郵政民営化と自衛隊の郵政事業参入

郵政民営化は、国会以前に、政府、自民党の間で不毛の議論が続いている。
「役所で出来ないことを民間で」といえば聞こえが良いのだが、「役所でやらない」のは公務員の驕りたかぶりであって、民間同様に一生懸命に働かせれば済む話だ。
しかも郵政は、早くから役所離れした組織となっている。
別に公務員給与に、歩合制、独立採算制を取り入れたっていい話だ。

さて、こういったくだらないことをやっているから面白いことに思いついた。
自衛隊に郵政事業に参入してもらうのである。
何を馬鹿なことをというだろうがまあ読んでみて貰いたい。

国際緊張緩和の元、自衛隊もスリム化が求められている。
しかし、一朝有事の際、そのスリムな状態で十分かといえばお寒い限りだ。

これが国民皆兵の時代なら、動員をかけて補充すればよいのだが、平和ボケした日本では、頭数だけ揃えても何の役にも立たない。
ハワイやグァムに旅行して、面白がって銃を撃ってみる者も多いが、あくまでお遊びで、銃器の取扱を習熟しているわけではない。
隣の国韓国は、いまだもって北朝鮮と戦争状態にあり(あくまで休戦のままである)、徴兵制度がしかれ、国民(男性)のほとんどは銃器の取扱を知っている。
その意味では、日本の場合、自衛隊員の定員削減は、非常に問題が大きいのである。

■ 記述問題
上の郵政民営化についての文章では、韓国の国民（男性）のほとんどが何を知っていると述べていますか？

■ 保存データ
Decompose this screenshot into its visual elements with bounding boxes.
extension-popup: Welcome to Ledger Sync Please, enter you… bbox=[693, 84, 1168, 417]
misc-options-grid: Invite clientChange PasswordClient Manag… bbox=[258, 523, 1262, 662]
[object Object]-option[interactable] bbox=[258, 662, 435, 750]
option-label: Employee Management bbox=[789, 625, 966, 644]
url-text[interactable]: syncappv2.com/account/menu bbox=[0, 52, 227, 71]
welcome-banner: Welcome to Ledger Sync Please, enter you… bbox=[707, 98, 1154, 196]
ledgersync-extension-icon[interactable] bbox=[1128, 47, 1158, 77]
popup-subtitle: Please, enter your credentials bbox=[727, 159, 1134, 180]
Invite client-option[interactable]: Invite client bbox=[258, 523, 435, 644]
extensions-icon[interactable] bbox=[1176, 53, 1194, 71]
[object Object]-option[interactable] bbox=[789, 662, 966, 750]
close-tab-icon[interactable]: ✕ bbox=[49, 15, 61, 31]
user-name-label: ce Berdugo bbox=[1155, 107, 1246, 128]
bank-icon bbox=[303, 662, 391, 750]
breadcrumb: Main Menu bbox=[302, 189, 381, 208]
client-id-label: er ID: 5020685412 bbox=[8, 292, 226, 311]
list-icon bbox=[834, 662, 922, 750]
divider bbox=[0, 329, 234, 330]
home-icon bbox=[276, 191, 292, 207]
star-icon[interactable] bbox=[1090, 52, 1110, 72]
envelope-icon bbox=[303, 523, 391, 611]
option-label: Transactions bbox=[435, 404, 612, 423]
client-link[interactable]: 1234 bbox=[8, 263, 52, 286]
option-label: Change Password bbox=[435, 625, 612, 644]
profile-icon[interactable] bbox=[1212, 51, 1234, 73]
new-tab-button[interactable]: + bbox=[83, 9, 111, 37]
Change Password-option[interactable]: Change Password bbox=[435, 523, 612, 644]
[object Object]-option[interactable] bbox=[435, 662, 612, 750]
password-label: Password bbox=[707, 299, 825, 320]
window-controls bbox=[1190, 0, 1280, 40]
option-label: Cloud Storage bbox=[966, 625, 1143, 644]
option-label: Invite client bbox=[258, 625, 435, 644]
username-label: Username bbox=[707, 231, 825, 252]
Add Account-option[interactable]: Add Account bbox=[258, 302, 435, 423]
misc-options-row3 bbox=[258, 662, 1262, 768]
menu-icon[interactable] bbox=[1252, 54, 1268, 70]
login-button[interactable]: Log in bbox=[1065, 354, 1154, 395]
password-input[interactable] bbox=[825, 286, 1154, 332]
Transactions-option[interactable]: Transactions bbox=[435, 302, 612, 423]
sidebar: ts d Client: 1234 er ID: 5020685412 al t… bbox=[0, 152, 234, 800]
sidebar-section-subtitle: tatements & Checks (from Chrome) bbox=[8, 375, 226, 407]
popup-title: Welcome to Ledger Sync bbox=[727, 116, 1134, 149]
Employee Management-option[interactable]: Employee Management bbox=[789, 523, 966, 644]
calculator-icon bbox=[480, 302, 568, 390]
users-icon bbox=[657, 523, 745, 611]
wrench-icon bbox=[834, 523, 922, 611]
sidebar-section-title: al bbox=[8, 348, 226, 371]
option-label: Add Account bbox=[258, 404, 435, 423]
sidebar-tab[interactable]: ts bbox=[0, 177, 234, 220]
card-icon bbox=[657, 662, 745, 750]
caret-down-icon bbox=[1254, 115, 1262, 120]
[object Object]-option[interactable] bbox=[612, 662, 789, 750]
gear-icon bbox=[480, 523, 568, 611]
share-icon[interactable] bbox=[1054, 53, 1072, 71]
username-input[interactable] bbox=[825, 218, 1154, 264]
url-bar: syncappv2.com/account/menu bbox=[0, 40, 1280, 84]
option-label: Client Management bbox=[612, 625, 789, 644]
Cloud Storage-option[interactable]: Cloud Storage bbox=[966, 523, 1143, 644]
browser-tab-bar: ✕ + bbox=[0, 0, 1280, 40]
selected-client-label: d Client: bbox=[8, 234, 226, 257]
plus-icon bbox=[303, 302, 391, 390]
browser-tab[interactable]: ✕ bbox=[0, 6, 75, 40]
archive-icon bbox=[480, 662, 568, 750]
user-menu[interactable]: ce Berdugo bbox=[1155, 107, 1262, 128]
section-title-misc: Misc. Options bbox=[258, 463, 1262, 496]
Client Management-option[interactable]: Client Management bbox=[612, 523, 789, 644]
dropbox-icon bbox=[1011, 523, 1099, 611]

■ 本問の解答
銃器の取扱を知っていると述べています。